→ **Work required**
Repeat the material verbatim. Images are excluded from the copy.

[Data items]
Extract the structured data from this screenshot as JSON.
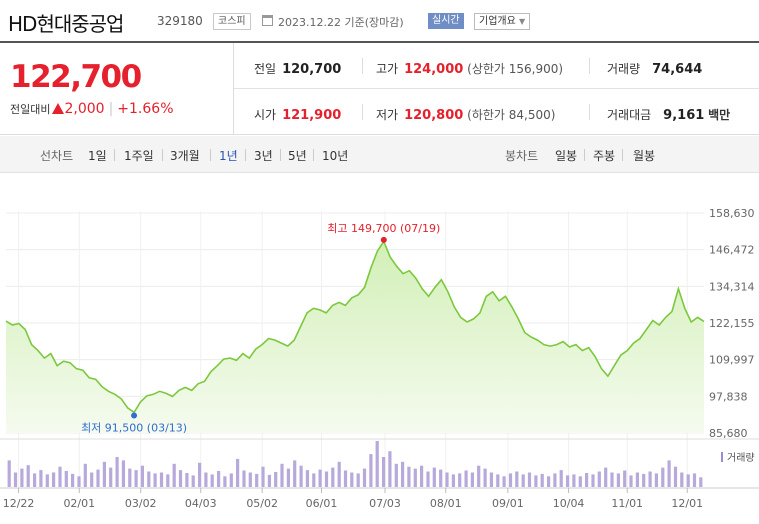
{
  "header": {
    "company_name": "HD현대중공업",
    "stock_code": "329180",
    "market": "코스피",
    "date_text": "2023.12.22  기준(장마감)",
    "realtime_label": "실시간",
    "company_info_label": "기업개요"
  },
  "quote": {
    "price": "122,700",
    "change_label": "전일대비",
    "change_amount": "2,000",
    "change_percent": "+1.66%",
    "prev_close_label": "전일",
    "prev_close": "120,700",
    "high_label": "고가",
    "high": "124,000",
    "upper_limit": "(상한가 156,900)",
    "volume_label": "거래량",
    "volume": "74,644",
    "open_label": "시가",
    "open": "121,900",
    "low_label": "저가",
    "low": "120,800",
    "lower_limit": "(하한가 84,500)",
    "trade_value_label": "거래대금",
    "trade_value": "9,161",
    "trade_value_unit": "백만"
  },
  "tabs": {
    "line_chart_label": "선차트",
    "periods": [
      "1일",
      "1주일",
      "3개월",
      "1년",
      "3년",
      "5년",
      "10년"
    ],
    "selected_period": "1년",
    "candle_chart_label": "봉차트",
    "candle_periods": [
      "일봉",
      "주봉",
      "월봉"
    ]
  },
  "colors": {
    "up": "#e4212d",
    "down": "#2f6ecf",
    "line": "#7cc83e",
    "area_top": "#d2efb7",
    "area_bottom": "#f5fbef",
    "volume_bar": "#b8a9db",
    "selected_tab": "#2b53b5"
  },
  "chart_data": {
    "type": "area",
    "yticks": [
      "158,630",
      "146,472",
      "134,314",
      "122,155",
      "109,997",
      "97,838",
      "85,680"
    ],
    "ylim": [
      85680,
      158630
    ],
    "x_tick_labels": [
      "12/22",
      "02/01",
      "03/02",
      "04/03",
      "05/02",
      "06/01",
      "07/03",
      "08/01",
      "09/01",
      "10/04",
      "11/01",
      "12/01"
    ],
    "high_annotation": "최고 149,700 (07/19)",
    "low_annotation": "최저 91,500 (03/13)",
    "high_value": 149700,
    "low_value": 91500,
    "volume_label": "거래량",
    "prices": [
      122800,
      121500,
      122000,
      120000,
      115000,
      113000,
      110500,
      112000,
      108000,
      109500,
      109000,
      107000,
      106500,
      104000,
      103500,
      101000,
      99500,
      98500,
      97000,
      94000,
      92500,
      96000,
      98000,
      98500,
      99500,
      98800,
      97800,
      99800,
      100800,
      99800,
      102000,
      102800,
      106000,
      108000,
      110200,
      110500,
      109800,
      112000,
      110500,
      113500,
      115000,
      117000,
      116500,
      115500,
      114500,
      116500,
      121000,
      125500,
      127000,
      126500,
      125500,
      128000,
      129000,
      128000,
      130500,
      131500,
      134000,
      140500,
      146000,
      149200,
      144000,
      141000,
      138500,
      139500,
      137000,
      133500,
      131000,
      134000,
      136500,
      132500,
      127500,
      124000,
      122500,
      123500,
      125500,
      131000,
      132500,
      129500,
      131000,
      127500,
      123500,
      119000,
      117500,
      116500,
      115000,
      114500,
      115000,
      116000,
      114200,
      115000,
      113000,
      114000,
      111000,
      107000,
      104500,
      108000,
      111500,
      113000,
      115500,
      117000,
      120000,
      123000,
      121500,
      124000,
      126000,
      133500,
      127000,
      122500,
      124000,
      122700
    ],
    "volumes": [
      55,
      30,
      38,
      45,
      28,
      35,
      26,
      30,
      42,
      33,
      27,
      22,
      48,
      30,
      36,
      52,
      40,
      62,
      55,
      38,
      35,
      44,
      32,
      28,
      30,
      26,
      48,
      35,
      29,
      24,
      50,
      30,
      26,
      33,
      22,
      28,
      58,
      34,
      30,
      27,
      42,
      25,
      31,
      48,
      38,
      55,
      44,
      35,
      28,
      36,
      32,
      40,
      52,
      34,
      30,
      28,
      38,
      68,
      95,
      62,
      74,
      48,
      52,
      42,
      38,
      44,
      32,
      40,
      36,
      30,
      26,
      28,
      34,
      30,
      44,
      38,
      30,
      26,
      22,
      28,
      32,
      26,
      30,
      24,
      27,
      22,
      28,
      35,
      24,
      26,
      22,
      29,
      26,
      32,
      40,
      30,
      28,
      34,
      24,
      30,
      27,
      32,
      28,
      40,
      55,
      42,
      30,
      26,
      28,
      20
    ]
  }
}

→ **Output below**
Extract the structured data from this screenshot as JSON.
{
  "header": {
    "company_name": "HD현대중공업",
    "stock_code": "329180",
    "market": "코스피",
    "date_text": "2023.12.22  기준(장마감)",
    "realtime_label": "실시간",
    "company_info_label": "기업개요"
  },
  "quote": {
    "price": "122,700",
    "change_label": "전일대비",
    "change_amount": "2,000",
    "change_percent": "+1.66%",
    "prev_close_label": "전일",
    "prev_close": "120,700",
    "high_label": "고가",
    "high": "124,000",
    "upper_limit": "(상한가 156,900)",
    "volume_label": "거래량",
    "volume": "74,644",
    "open_label": "시가",
    "open": "121,900",
    "low_label": "저가",
    "low": "120,800",
    "lower_limit": "(하한가 84,500)",
    "trade_value_label": "거래대금",
    "trade_value": "9,161",
    "trade_value_unit": "백만"
  },
  "tabs": {
    "line_chart_label": "선차트",
    "periods": [
      "1일",
      "1주일",
      "3개월",
      "1년",
      "3년",
      "5년",
      "10년"
    ],
    "selected_period": "1년",
    "candle_chart_label": "봉차트",
    "candle_periods": [
      "일봉",
      "주봉",
      "월봉"
    ]
  },
  "colors": {
    "up": "#e4212d",
    "down": "#2f6ecf",
    "line": "#7cc83e",
    "area_top": "#d2efb7",
    "area_bottom": "#f5fbef",
    "volume_bar": "#b8a9db",
    "selected_tab": "#2b53b5"
  },
  "chart_data": {
    "type": "area",
    "yticks": [
      "158,630",
      "146,472",
      "134,314",
      "122,155",
      "109,997",
      "97,838",
      "85,680"
    ],
    "ylim": [
      85680,
      158630
    ],
    "x_tick_labels": [
      "12/22",
      "02/01",
      "03/02",
      "04/03",
      "05/02",
      "06/01",
      "07/03",
      "08/01",
      "09/01",
      "10/04",
      "11/01",
      "12/01"
    ],
    "high_annotation": "최고 149,700 (07/19)",
    "low_annotation": "최저 91,500 (03/13)",
    "high_value": 149700,
    "low_value": 91500,
    "volume_label": "거래량",
    "prices": [
      122800,
      121500,
      122000,
      120000,
      115000,
      113000,
      110500,
      112000,
      108000,
      109500,
      109000,
      107000,
      106500,
      104000,
      103500,
      101000,
      99500,
      98500,
      97000,
      94000,
      92500,
      96000,
      98000,
      98500,
      99500,
      98800,
      97800,
      99800,
      100800,
      99800,
      102000,
      102800,
      106000,
      108000,
      110200,
      110500,
      109800,
      112000,
      110500,
      113500,
      115000,
      117000,
      116500,
      115500,
      114500,
      116500,
      121000,
      125500,
      127000,
      126500,
      125500,
      128000,
      129000,
      128000,
      130500,
      131500,
      134000,
      140500,
      146000,
      149200,
      144000,
      141000,
      138500,
      139500,
      137000,
      133500,
      131000,
      134000,
      136500,
      132500,
      127500,
      124000,
      122500,
      123500,
      125500,
      131000,
      132500,
      129500,
      131000,
      127500,
      123500,
      119000,
      117500,
      116500,
      115000,
      114500,
      115000,
      116000,
      114200,
      115000,
      113000,
      114000,
      111000,
      107000,
      104500,
      108000,
      111500,
      113000,
      115500,
      117000,
      120000,
      123000,
      121500,
      124000,
      126000,
      133500,
      127000,
      122500,
      124000,
      122700
    ],
    "volumes": [
      55,
      30,
      38,
      45,
      28,
      35,
      26,
      30,
      42,
      33,
      27,
      22,
      48,
      30,
      36,
      52,
      40,
      62,
      55,
      38,
      35,
      44,
      32,
      28,
      30,
      26,
      48,
      35,
      29,
      24,
      50,
      30,
      26,
      33,
      22,
      28,
      58,
      34,
      30,
      27,
      42,
      25,
      31,
      48,
      38,
      55,
      44,
      35,
      28,
      36,
      32,
      40,
      52,
      34,
      30,
      28,
      38,
      68,
      95,
      62,
      74,
      48,
      52,
      42,
      38,
      44,
      32,
      40,
      36,
      30,
      26,
      28,
      34,
      30,
      44,
      38,
      30,
      26,
      22,
      28,
      32,
      26,
      30,
      24,
      27,
      22,
      28,
      35,
      24,
      26,
      22,
      29,
      26,
      32,
      40,
      30,
      28,
      34,
      24,
      30,
      27,
      32,
      28,
      40,
      55,
      42,
      30,
      26,
      28,
      20
    ]
  }
}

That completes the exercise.